**Task to carry out:**
Rewrite the lines of the listing that begin with the one containing "126, 354, 141]" and end with the one containing "244, 1227, 254]", swapping "user-avatar" for "profile-avatar" and leaving everything else as it is.

──────── Input material

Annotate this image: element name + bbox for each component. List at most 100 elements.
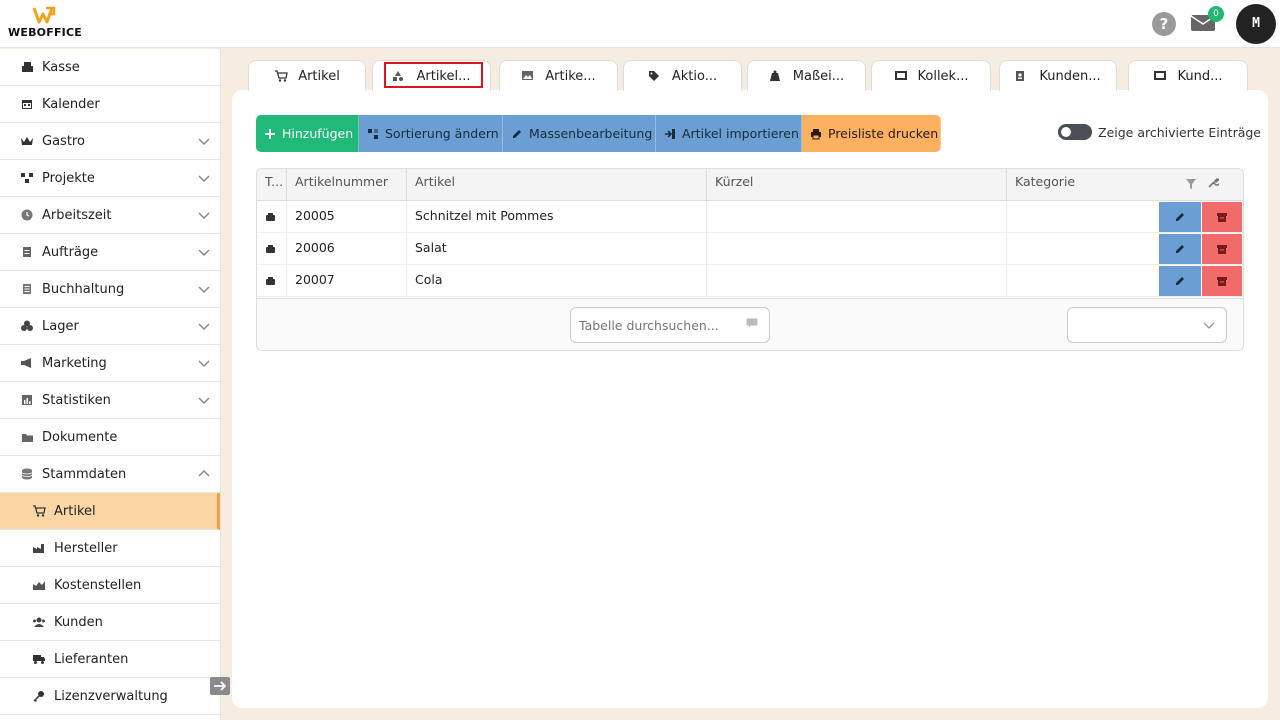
add-button-label: Hinzufügen	[282, 126, 354, 141]
edit-button[interactable]	[1159, 234, 1201, 264]
sidebar-item-statistiken[interactable]: Statistiken	[0, 382, 220, 419]
user-avatar[interactable]: M	[1236, 4, 1276, 44]
sort-button[interactable]: Sortierung ändern	[359, 115, 503, 152]
archive-icon	[1217, 244, 1227, 254]
sidebar-item-buchhaltung[interactable]: Buchhaltung	[0, 271, 220, 308]
sidebar-item-kalender[interactable]: Kalender	[0, 86, 220, 123]
sidebar-item-arbeitszeit[interactable]: Arbeitszeit	[0, 197, 220, 234]
tab-label: Kollek...	[917, 68, 969, 84]
warehouse-icon	[20, 319, 34, 333]
tab-highlight-box	[384, 62, 483, 88]
sidebar-item-projekte[interactable]: Projekte	[0, 160, 220, 197]
sidebar-subitem-hersteller[interactable]: Hersteller	[0, 530, 220, 567]
sidebar-subitem-lizenzverwaltung[interactable]: Lizenzverwaltung	[0, 678, 220, 715]
sidebar-item-label: Lieferanten	[54, 651, 129, 667]
print-pricelist-button[interactable]: Preisliste drucken	[802, 115, 941, 152]
help-button[interactable]: ?	[1152, 12, 1176, 36]
messages-button[interactable]: 0	[1190, 6, 1224, 36]
sidebar-item-label: Kostenstellen	[54, 577, 142, 593]
filter-icon[interactable]	[1185, 178, 1197, 190]
table-search-input[interactable]	[570, 307, 770, 343]
sort-button-label: Sortierung ändern	[385, 126, 499, 141]
pencil-icon	[511, 128, 523, 140]
chevron-down-icon	[198, 397, 210, 405]
cart-icon	[274, 70, 288, 82]
chevron-up-icon	[198, 469, 210, 477]
tab-artikel[interactable]: Artikel	[248, 60, 366, 91]
sidebar-item-label: Lizenzverwaltung	[54, 688, 168, 704]
sidebar-item-label: Kasse	[42, 59, 80, 75]
sidebar-item-gastro[interactable]: Gastro	[0, 123, 220, 160]
import-button[interactable]: Artikel importieren	[656, 115, 802, 152]
archive-button[interactable]	[1202, 234, 1242, 264]
sidebar-toggle-button[interactable]	[210, 677, 230, 695]
megaphone-icon	[20, 356, 34, 370]
edit-button[interactable]	[1159, 202, 1201, 232]
import-icon	[664, 128, 676, 140]
cart-icon	[32, 504, 46, 518]
tab-label: Kunden...	[1039, 68, 1101, 84]
tag-icon	[648, 70, 662, 82]
sidebar-item-label: Kalender	[42, 96, 100, 112]
archived-toggle[interactable]	[1058, 124, 1092, 140]
column-header-artikel[interactable]: Artikel	[407, 169, 707, 201]
users-icon	[32, 615, 46, 629]
sort-icon	[367, 128, 379, 140]
cell-kategorie	[1007, 201, 1159, 233]
sidebar-subitem-kunden[interactable]: Kunden	[0, 604, 220, 641]
sidebar-item-label: Kunden	[54, 614, 103, 630]
weight-icon	[769, 70, 783, 82]
sidebar-item-label: Hersteller	[54, 540, 118, 556]
tab-kollektionen[interactable]: Kollek...	[871, 60, 991, 91]
bulk-edit-button[interactable]: Massenbearbeitung	[503, 115, 656, 152]
wrench-icon[interactable]	[1207, 177, 1219, 189]
edit-button[interactable]	[1159, 266, 1201, 296]
sidebar-item-label: Arbeitszeit	[42, 207, 112, 223]
sidebar-subitem-lieferanten[interactable]: Lieferanten	[0, 641, 220, 678]
image-icon	[521, 70, 535, 82]
sidebar-item-marketing[interactable]: Marketing	[0, 345, 220, 382]
column-header-kuerzel[interactable]: Kürzel	[707, 169, 1007, 201]
chevron-down-icon	[198, 286, 210, 294]
sidebar-item-kasse[interactable]: Kasse	[0, 49, 220, 86]
tab-kundengruppen[interactable]: Kunden...	[999, 60, 1117, 91]
tab-artikelbilder[interactable]: Artike...	[499, 60, 618, 91]
add-button[interactable]: Hinzufügen	[256, 115, 359, 152]
folder-icon	[20, 430, 34, 444]
top-bar: WEBOFFICE ? 0 M	[0, 0, 1280, 48]
weboffice-logo[interactable]: WEBOFFICE	[8, 6, 82, 42]
archive-icon	[1217, 276, 1227, 286]
tab-aktionen[interactable]: Aktio...	[623, 60, 742, 91]
sidebar-item-dokumente[interactable]: Dokumente	[0, 419, 220, 456]
table-row[interactable]: 20007 Cola	[257, 265, 1243, 297]
tab-kundenkarten[interactable]: Kund...	[1128, 60, 1248, 91]
brand-name: WEBOFFICE	[8, 26, 82, 39]
product-icon	[266, 213, 275, 221]
chevron-down-icon	[198, 360, 210, 368]
printer-icon	[810, 128, 822, 140]
sidebar-item-label: Marketing	[42, 355, 107, 371]
cell-kuerzel	[707, 233, 1007, 265]
sidebar-item-lager[interactable]: Lager	[0, 308, 220, 345]
column-header-artikelnummer[interactable]: Artikelnummer	[287, 169, 407, 201]
sidebar: Kasse Kalender Gastro Projekte Arbeitsze…	[0, 49, 221, 720]
table-row[interactable]: 20005 Schnitzel mit Pommes	[257, 201, 1243, 233]
sidebar-subitem-kostenstellen[interactable]: Kostenstellen	[0, 567, 220, 604]
sidebar-item-auftraege[interactable]: Aufträge	[0, 234, 220, 271]
card-icon	[1153, 70, 1167, 82]
table-row[interactable]: 20006 Salat	[257, 233, 1243, 265]
archive-button[interactable]	[1202, 202, 1242, 232]
plus-icon	[264, 128, 276, 140]
archive-button[interactable]	[1202, 266, 1242, 296]
column-header-type[interactable]: T...	[257, 169, 287, 201]
sidebar-subitem-artikel[interactable]: Artikel	[0, 493, 220, 530]
sidebar-item-label: Aufträge	[42, 244, 99, 260]
tab-masseinheiten[interactable]: Maßei...	[747, 60, 866, 91]
toolbar: Hinzufügen Sortierung ändern Massenbearb…	[256, 115, 941, 152]
table-header: T... Artikelnummer Artikel Kürzel Katego…	[257, 169, 1243, 201]
sidebar-item-stammdaten[interactable]: Stammdaten	[0, 456, 220, 493]
document-icon	[20, 245, 34, 259]
row-type-cell	[257, 201, 287, 233]
cell-artikel: Schnitzel mit Pommes	[407, 201, 707, 233]
tab-label: Artike...	[545, 68, 596, 84]
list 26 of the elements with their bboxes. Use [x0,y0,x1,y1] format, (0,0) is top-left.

────────────────

**Answer for the task:**
add-button-label: Hinzufügen	[282, 126, 354, 141]
edit-button[interactable]	[1159, 234, 1201, 264]
sidebar-item-statistiken[interactable]: Statistiken	[0, 382, 220, 419]
profile-avatar[interactable]: M	[1236, 4, 1276, 44]
sort-button[interactable]: Sortierung ändern	[359, 115, 503, 152]
archive-icon	[1217, 244, 1227, 254]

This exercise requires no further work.